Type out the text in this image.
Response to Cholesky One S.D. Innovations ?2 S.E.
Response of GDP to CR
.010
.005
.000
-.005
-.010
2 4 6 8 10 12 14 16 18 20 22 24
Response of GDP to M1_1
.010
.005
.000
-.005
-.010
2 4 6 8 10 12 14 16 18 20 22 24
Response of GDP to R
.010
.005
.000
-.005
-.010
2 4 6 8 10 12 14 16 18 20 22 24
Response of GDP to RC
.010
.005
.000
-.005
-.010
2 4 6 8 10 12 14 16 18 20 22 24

### [EXERCISE DESCRIPTION]
Take the material above and return all of it exactly.

### [TASK RESULT]
Type out the text in this image.
Response to Cholesky One S.D. Innovations ?2 S.E.
Response of GDP to CR
.010
.005
.000
-.005
-.010
2 4 6 8 10 12 14 16 18 20 22 24
Response of GDP to M1_1
.010
.005
.000
-.005
-.010
2 4 6 8 10 12 14 16 18 20 22 24
Response of GDP to R
.010
.005
.000
-.005
-.010
2 4 6 8 10 12 14 16 18 20 22 24
Response of GDP to RC
.010
.005
.000
-.005
-.010
2 4 6 8 10 12 14 16 18 20 22 24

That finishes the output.